» **AUFGABEN**:
(a) Prüfen Sie anhand des Textes über Vitamin C, ob die folgenden Aussagen zutreffen: (i) Vitamin C kann im Körper gespeichert werden. (ii) Bei regelmäßigem Ausdauersport kann der zusätzliche Bedarf an Vitamin C bis zu 30 Prozent höher sein. (iii) Stresshormone wie Cortisol verbrauchen kaum Vitamin C. Beantworten Sie jede Aussage mit Ja oder Nein und zitieren Sie die entscheidenden Worte des Textes wörtlich.
(b) Schreiben Sie aus dem Text über Vitamin C den Abschnitt von „Durch intensive körperliche“ bis einschließlich „geringfügig Sport treiben.“ wortgetreu ab.
(c) Führen Sie den Text über Vitamin C im Anschluss an seinen letzten Satz weiter.

» **LESETEXT**:
Vitamin C übernimmt im Organismus des Menschen viele essenzielle Aufgaben. Das Vitamin zählt zu den sogenannten Mikronährstoffen, ist wasserlöslich und kann deshalb nicht im Körper gespeichert werden. Eine regelmäßige Zufuhr von außen ist entsprechend wichtig. In unterschiedlichen Lebenssituationen und bei konkreten Belastungen kann der Bedarf an Vitamin C höher sein. Dies ist verbunden mit der Frage, welche Faktoren dazu gehören und wann genau ein damit verbundener Mehrbedarf entsteht.
Durch intensive körperliche Aktivität entsteht ein höherer Verbrauch an Vitamin C. Das ist etwa bei umfangreichem Sport der Fall oder auch bei schwerer körperlicher Arbeit. Der Grund für den Mehrbedarf liegt an einem dadurch gesteigerten Sauerstoffumsatz. Dies führt wiederum zur Bildung von freien Radikalen, die vom Körper mit antioxidativen Nährstoffen, zu denen Vitamin C gehört, reguliert werden müssen. Gerade bei regelmäßigem Ausdauersport kann der zusätzliche Bedarf an Vitamin C bis zu 30 Prozent höher ausfallen im Vergleich zu Menschen, die keinen oder nur geringfügig Sport treiben.
Auch Stresshormone wie Cortisol haben einen hohen Verbrauch an Vitamin C. Umfangreicher Stress kann sowohl psychisch bedingt sein als auch durch erhebliche Herausforderungen im Beruf und Alltag. Es ist grundsätzlich hilfreich, vitaminreiche Lebensmittel in die tägliche Ernährung einzubauen. Für Phasen mit besonders hoher Belastung können laborgeprüfte Nahrungsergänzungsmittel eine Option sein, um den Mehrbedarf an Vitamin C gezielt auszugleichen. Marken wie BIOGENA setzen dabei in erster Linie auf bioverfügbare Formen, die vom Körper besonders gut aufgenommen und verwertet werden.
Bestimmte Lebensphasen können ebenfalls mit einem erhöhten Vitamin-C-Bedarf verbunden sein. Während der Schwangerschaft und rund um die Stillzeit etwa umfasst die Versorgung nicht nur den eigenen Körper, sondern auch den des Kindes.

» **QUELLDATEN**:
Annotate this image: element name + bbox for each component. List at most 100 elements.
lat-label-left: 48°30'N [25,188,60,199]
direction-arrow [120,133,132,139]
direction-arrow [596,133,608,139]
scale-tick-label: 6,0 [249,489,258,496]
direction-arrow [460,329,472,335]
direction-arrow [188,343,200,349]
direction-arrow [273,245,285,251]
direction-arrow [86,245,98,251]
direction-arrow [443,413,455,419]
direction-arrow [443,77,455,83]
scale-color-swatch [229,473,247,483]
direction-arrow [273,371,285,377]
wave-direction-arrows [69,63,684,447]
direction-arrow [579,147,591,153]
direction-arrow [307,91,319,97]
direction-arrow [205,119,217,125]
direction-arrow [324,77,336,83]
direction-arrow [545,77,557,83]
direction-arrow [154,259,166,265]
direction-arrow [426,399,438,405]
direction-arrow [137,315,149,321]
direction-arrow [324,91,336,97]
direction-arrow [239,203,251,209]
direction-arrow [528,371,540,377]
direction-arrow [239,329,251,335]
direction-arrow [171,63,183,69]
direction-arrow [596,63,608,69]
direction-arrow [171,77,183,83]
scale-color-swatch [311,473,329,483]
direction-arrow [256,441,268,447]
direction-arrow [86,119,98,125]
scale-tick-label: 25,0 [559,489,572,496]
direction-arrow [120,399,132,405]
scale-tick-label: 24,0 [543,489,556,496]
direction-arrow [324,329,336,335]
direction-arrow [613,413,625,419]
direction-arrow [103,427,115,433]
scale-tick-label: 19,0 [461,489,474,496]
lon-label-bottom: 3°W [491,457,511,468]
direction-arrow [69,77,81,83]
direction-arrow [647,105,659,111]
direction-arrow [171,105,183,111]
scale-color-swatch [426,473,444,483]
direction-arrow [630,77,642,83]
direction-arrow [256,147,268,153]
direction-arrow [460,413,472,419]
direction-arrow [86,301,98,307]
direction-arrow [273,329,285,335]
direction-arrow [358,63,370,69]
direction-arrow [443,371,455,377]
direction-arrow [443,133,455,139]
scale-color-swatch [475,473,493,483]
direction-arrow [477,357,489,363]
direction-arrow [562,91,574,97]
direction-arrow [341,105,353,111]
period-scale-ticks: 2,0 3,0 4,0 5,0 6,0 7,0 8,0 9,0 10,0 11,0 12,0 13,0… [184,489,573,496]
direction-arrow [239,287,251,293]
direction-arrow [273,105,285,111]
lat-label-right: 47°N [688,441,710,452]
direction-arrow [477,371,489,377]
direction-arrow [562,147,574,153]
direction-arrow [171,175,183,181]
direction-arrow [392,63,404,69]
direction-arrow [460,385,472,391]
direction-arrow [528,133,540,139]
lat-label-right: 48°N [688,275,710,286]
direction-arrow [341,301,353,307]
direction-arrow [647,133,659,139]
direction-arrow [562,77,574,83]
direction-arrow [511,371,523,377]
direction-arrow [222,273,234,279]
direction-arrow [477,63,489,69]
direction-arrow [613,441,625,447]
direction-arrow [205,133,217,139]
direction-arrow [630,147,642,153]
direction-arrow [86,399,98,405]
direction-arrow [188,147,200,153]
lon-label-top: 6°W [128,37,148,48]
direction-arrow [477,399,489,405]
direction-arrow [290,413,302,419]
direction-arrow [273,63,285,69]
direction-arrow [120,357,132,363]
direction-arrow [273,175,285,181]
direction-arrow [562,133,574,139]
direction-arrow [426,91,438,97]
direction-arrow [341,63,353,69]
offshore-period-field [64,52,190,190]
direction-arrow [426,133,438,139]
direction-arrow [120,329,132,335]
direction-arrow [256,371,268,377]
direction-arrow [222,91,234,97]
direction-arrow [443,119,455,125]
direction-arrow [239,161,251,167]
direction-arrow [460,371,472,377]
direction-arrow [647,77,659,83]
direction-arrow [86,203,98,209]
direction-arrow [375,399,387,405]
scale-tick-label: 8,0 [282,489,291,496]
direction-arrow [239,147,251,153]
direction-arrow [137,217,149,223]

» **LÖSUNGEN**:
(a)
(i) Nein: „ist wasserlöslich und kann deshalb nicht im Körper gespeichert werden“
(ii) Ja: „kann der zusätzliche Bedarf an Vitamin C bis zu 30 Prozent höher ausfallen“
(iii) Nein: „Auch Stresshormone wie Cortisol haben einen hohen Verbrauch an Vitamin C.“

(b)
Durch intensive körperliche Aktivität entsteht ein höherer Verbrauch an Vitamin C. Das ist etwa bei umfangreichem Sport der Fall oder auch bei schwerer körperlicher Arbeit. Der Grund für den Mehrbedarf liegt an einem dadurch gesteigerten Sauerstoffumsatz. Dies führt wiederum zur Bildung von freien Radikalen, die vom Körper mit antioxidativen Nährstoffen, zu denen Vitamin C gehört, reguliert werden müssen. Gerade bei regelmäßigem Ausdauersport kann der zusätzliche Bedarf an Vitamin C bis zu 30 Prozent höher ausfallen im Vergleich zu Menschen, die keinen oder nur geringfügig Sport treiben.

(c)
Mit zunehmendem Lebensalter sinkt in der Regel die Effizienz der Aufnahme von Nährstoffen. Parallel kommt es vielfach zu einer altersbedingten Zunahme von chronischen Erkrankungen. Auch hier besteht die Möglichkeit eines vermehrten Bedarfs an Vitamin C, um diese Umstände auszugleichen und lebenswichtige Funktionen zuverlässig aufrechtzuerhalten.
Jeder Stoffwechsel ist individuell und nicht alle Menschen nehmen Vitamin C gleich gut auf, beziehungsweise verwerten es gleichermaßen. Genetische Einflüsse spielen hier ebenso eine Rolle wie beispielsweise Erkrankungen des Magen-Darm-Trakts, die auch mit einer reduzierten Aufnahmefähigkeit einhergehen. Verschiedene Faktoren führen demnach zu einem oftmals unterschiedlichen Bedarf, dem ergänzend zur Ernährung auch durch hochwertige Vitamin C Produkte begegnet werden kann.
Umweltbelastungen, zu denen unter anderem industrielle Schadstoffe, aber auch Ozon und Feinstaub gehören, können ebenfalls den Verbrauch von Vitamin C steigern. Gerade Menschen, die in Regionen leben, in denen eine hohe Luftverschmutzung besteht, sind davon betroffen, wie auch Personen, die regelmäßig mit Schadstoffen arbeiten.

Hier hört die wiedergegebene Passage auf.